Short task: Write the data out again exactly, dropping any images it holds.

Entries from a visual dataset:
* * *

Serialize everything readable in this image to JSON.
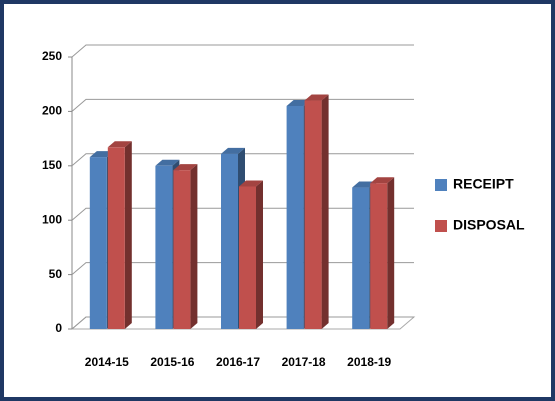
{
  "chart_data": {
    "type": "bar3d",
    "categories": [
      "2014-15",
      "2015-16",
      "2016-17",
      "2017-18",
      "2018-19"
    ],
    "series": [
      {
        "name": "RECEIPT",
        "color": "#4f81bd",
        "values": [
          158,
          150,
          161,
          205,
          130
        ]
      },
      {
        "name": "DISPOSAL",
        "color": "#c0504d",
        "values": [
          167,
          146,
          131,
          210,
          134
        ]
      }
    ],
    "ylim": [
      0,
      250
    ],
    "yticks": [
      0,
      50,
      100,
      150,
      200,
      250
    ],
    "grid": true,
    "legend": "right"
  }
}
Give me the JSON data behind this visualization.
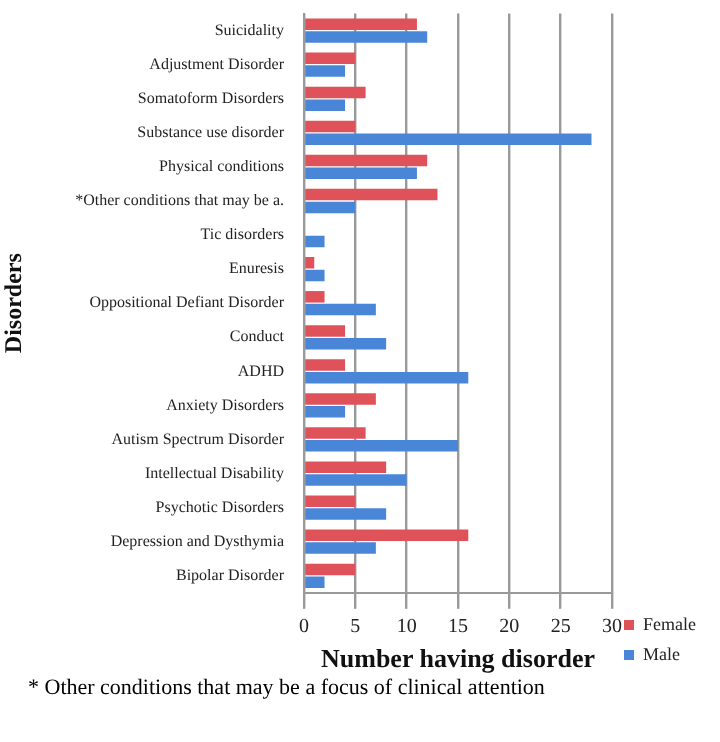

* * *

Task response:
Serialize everything readable in this image to JSON.
{
  "chart_data": {
    "type": "bar3d",
    "categories": [
      "2014-15",
      "2015-16",
      "2016-17",
      "2017-18",
      "2018-19"
    ],
    "series": [
      {
        "name": "RECEIPT",
        "color": "#4f81bd",
        "values": [
          158,
          150,
          161,
          205,
          130
        ]
      },
      {
        "name": "DISPOSAL",
        "color": "#c0504d",
        "values": [
          167,
          146,
          131,
          210,
          134
        ]
      }
    ],
    "ylim": [
      0,
      250
    ],
    "yticks": [
      0,
      50,
      100,
      150,
      200,
      250
    ],
    "grid": true,
    "legend": "right"
  }
}
Give me the JSON data behind this visualization.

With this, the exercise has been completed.